#### Material provided

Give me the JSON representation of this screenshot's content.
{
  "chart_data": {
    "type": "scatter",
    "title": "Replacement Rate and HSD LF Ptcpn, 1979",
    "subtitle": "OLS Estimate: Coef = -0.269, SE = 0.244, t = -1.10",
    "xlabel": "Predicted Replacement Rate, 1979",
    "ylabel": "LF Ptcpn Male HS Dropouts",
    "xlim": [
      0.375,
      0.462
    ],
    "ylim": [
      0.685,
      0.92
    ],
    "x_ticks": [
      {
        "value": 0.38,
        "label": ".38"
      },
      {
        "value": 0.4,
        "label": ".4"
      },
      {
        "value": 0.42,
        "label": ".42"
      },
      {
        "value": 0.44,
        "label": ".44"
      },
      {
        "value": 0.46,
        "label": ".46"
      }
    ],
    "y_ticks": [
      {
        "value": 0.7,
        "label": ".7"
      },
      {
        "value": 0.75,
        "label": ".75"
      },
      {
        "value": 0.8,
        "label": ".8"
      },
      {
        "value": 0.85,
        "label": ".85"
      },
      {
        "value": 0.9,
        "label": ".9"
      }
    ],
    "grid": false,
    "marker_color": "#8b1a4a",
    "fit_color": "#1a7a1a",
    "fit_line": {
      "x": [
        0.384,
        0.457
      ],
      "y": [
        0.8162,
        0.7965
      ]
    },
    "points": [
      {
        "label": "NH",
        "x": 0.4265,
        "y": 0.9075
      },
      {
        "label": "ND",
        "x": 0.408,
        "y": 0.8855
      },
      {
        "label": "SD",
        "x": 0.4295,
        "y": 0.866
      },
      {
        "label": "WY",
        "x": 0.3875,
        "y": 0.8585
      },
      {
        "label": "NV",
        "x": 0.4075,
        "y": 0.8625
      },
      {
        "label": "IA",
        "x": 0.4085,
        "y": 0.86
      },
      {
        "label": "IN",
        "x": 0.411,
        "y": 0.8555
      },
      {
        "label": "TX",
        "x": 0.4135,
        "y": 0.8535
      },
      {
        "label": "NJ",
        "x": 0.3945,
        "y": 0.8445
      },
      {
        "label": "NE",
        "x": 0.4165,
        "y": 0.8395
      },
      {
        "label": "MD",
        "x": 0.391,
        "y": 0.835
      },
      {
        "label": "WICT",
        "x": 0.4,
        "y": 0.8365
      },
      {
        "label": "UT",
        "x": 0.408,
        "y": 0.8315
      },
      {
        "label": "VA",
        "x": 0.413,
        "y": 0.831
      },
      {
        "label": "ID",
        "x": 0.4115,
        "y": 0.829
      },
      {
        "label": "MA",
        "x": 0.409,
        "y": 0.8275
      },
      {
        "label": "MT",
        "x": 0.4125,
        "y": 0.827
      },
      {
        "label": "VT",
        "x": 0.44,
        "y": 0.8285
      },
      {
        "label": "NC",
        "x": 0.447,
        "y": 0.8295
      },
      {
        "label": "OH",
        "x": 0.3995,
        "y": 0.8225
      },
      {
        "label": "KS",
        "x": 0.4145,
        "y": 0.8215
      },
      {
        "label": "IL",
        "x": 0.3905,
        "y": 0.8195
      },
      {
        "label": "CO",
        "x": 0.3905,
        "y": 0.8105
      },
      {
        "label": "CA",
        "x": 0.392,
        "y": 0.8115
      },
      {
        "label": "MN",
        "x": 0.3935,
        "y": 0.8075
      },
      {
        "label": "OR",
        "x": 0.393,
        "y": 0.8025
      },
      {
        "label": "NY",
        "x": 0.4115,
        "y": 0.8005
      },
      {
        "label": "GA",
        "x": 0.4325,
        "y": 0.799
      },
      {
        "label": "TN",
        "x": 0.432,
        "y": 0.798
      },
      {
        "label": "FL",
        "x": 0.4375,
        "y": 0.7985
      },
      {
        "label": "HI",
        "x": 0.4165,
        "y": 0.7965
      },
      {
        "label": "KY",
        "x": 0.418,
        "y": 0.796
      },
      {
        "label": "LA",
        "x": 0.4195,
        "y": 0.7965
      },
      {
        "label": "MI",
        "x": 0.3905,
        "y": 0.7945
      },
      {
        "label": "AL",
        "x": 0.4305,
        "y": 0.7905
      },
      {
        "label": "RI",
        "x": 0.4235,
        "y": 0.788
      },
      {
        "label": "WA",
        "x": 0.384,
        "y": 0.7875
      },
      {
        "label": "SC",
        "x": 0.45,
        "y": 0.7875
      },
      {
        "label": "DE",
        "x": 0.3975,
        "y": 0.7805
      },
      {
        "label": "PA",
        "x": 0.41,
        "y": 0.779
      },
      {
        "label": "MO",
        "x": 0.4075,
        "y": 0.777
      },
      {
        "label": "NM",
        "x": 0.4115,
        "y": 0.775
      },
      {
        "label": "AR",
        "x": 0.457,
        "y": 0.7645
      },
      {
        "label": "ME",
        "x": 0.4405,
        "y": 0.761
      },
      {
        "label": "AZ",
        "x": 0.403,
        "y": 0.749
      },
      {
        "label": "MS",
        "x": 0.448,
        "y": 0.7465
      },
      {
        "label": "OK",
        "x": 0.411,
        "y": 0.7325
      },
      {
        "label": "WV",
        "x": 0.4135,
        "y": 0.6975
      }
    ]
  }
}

########

**Written problem:** Go back to the listing above and please repeat it exactly.

**Exercise solution:**
Give me the JSON representation of this screenshot's content.
{
  "chart_data": {
    "type": "scatter",
    "title": "Replacement Rate and HSD LF Ptcpn, 1979",
    "subtitle": "OLS Estimate: Coef = -0.269, SE = 0.244, t = -1.10",
    "xlabel": "Predicted Replacement Rate, 1979",
    "ylabel": "LF Ptcpn Male HS Dropouts",
    "xlim": [
      0.375,
      0.462
    ],
    "ylim": [
      0.685,
      0.92
    ],
    "x_ticks": [
      {
        "value": 0.38,
        "label": ".38"
      },
      {
        "value": 0.4,
        "label": ".4"
      },
      {
        "value": 0.42,
        "label": ".42"
      },
      {
        "value": 0.44,
        "label": ".44"
      },
      {
        "value": 0.46,
        "label": ".46"
      }
    ],
    "y_ticks": [
      {
        "value": 0.7,
        "label": ".7"
      },
      {
        "value": 0.75,
        "label": ".75"
      },
      {
        "value": 0.8,
        "label": ".8"
      },
      {
        "value": 0.85,
        "label": ".85"
      },
      {
        "value": 0.9,
        "label": ".9"
      }
    ],
    "grid": false,
    "marker_color": "#8b1a4a",
    "fit_color": "#1a7a1a",
    "fit_line": {
      "x": [
        0.384,
        0.457
      ],
      "y": [
        0.8162,
        0.7965
      ]
    },
    "points": [
      {
        "label": "NH",
        "x": 0.4265,
        "y": 0.9075
      },
      {
        "label": "ND",
        "x": 0.408,
        "y": 0.8855
      },
      {
        "label": "SD",
        "x": 0.4295,
        "y": 0.866
      },
      {
        "label": "WY",
        "x": 0.3875,
        "y": 0.8585
      },
      {
        "label": "NV",
        "x": 0.4075,
        "y": 0.8625
      },
      {
        "label": "IA",
        "x": 0.4085,
        "y": 0.86
      },
      {
        "label": "IN",
        "x": 0.411,
        "y": 0.8555
      },
      {
        "label": "TX",
        "x": 0.4135,
        "y": 0.8535
      },
      {
        "label": "NJ",
        "x": 0.3945,
        "y": 0.8445
      },
      {
        "label": "NE",
        "x": 0.4165,
        "y": 0.8395
      },
      {
        "label": "MD",
        "x": 0.391,
        "y": 0.835
      },
      {
        "label": "WICT",
        "x": 0.4,
        "y": 0.8365
      },
      {
        "label": "UT",
        "x": 0.408,
        "y": 0.8315
      },
      {
        "label": "VA",
        "x": 0.413,
        "y": 0.831
      },
      {
        "label": "ID",
        "x": 0.4115,
        "y": 0.829
      },
      {
        "label": "MA",
        "x": 0.409,
        "y": 0.8275
      },
      {
        "label": "MT",
        "x": 0.4125,
        "y": 0.827
      },
      {
        "label": "VT",
        "x": 0.44,
        "y": 0.8285
      },
      {
        "label": "NC",
        "x": 0.447,
        "y": 0.8295
      },
      {
        "label": "OH",
        "x": 0.3995,
        "y": 0.8225
      },
      {
        "label": "KS",
        "x": 0.4145,
        "y": 0.8215
      },
      {
        "label": "IL",
        "x": 0.3905,
        "y": 0.8195
      },
      {
        "label": "CO",
        "x": 0.3905,
        "y": 0.8105
      },
      {
        "label": "CA",
        "x": 0.392,
        "y": 0.8115
      },
      {
        "label": "MN",
        "x": 0.3935,
        "y": 0.8075
      },
      {
        "label": "OR",
        "x": 0.393,
        "y": 0.8025
      },
      {
        "label": "NY",
        "x": 0.4115,
        "y": 0.8005
      },
      {
        "label": "GA",
        "x": 0.4325,
        "y": 0.799
      },
      {
        "label": "TN",
        "x": 0.432,
        "y": 0.798
      },
      {
        "label": "FL",
        "x": 0.4375,
        "y": 0.7985
      },
      {
        "label": "HI",
        "x": 0.4165,
        "y": 0.7965
      },
      {
        "label": "KY",
        "x": 0.418,
        "y": 0.796
      },
      {
        "label": "LA",
        "x": 0.4195,
        "y": 0.7965
      },
      {
        "label": "MI",
        "x": 0.3905,
        "y": 0.7945
      },
      {
        "label": "AL",
        "x": 0.4305,
        "y": 0.7905
      },
      {
        "label": "RI",
        "x": 0.4235,
        "y": 0.788
      },
      {
        "label": "WA",
        "x": 0.384,
        "y": 0.7875
      },
      {
        "label": "SC",
        "x": 0.45,
        "y": 0.7875
      },
      {
        "label": "DE",
        "x": 0.3975,
        "y": 0.7805
      },
      {
        "label": "PA",
        "x": 0.41,
        "y": 0.779
      },
      {
        "label": "MO",
        "x": 0.4075,
        "y": 0.777
      },
      {
        "label": "NM",
        "x": 0.4115,
        "y": 0.775
      },
      {
        "label": "AR",
        "x": 0.457,
        "y": 0.7645
      },
      {
        "label": "ME",
        "x": 0.4405,
        "y": 0.761
      },
      {
        "label": "AZ",
        "x": 0.403,
        "y": 0.749
      },
      {
        "label": "MS",
        "x": 0.448,
        "y": 0.7465
      },
      {
        "label": "OK",
        "x": 0.411,
        "y": 0.7325
      },
      {
        "label": "WV",
        "x": 0.4135,
        "y": 0.6975
      }
    ]
  }
}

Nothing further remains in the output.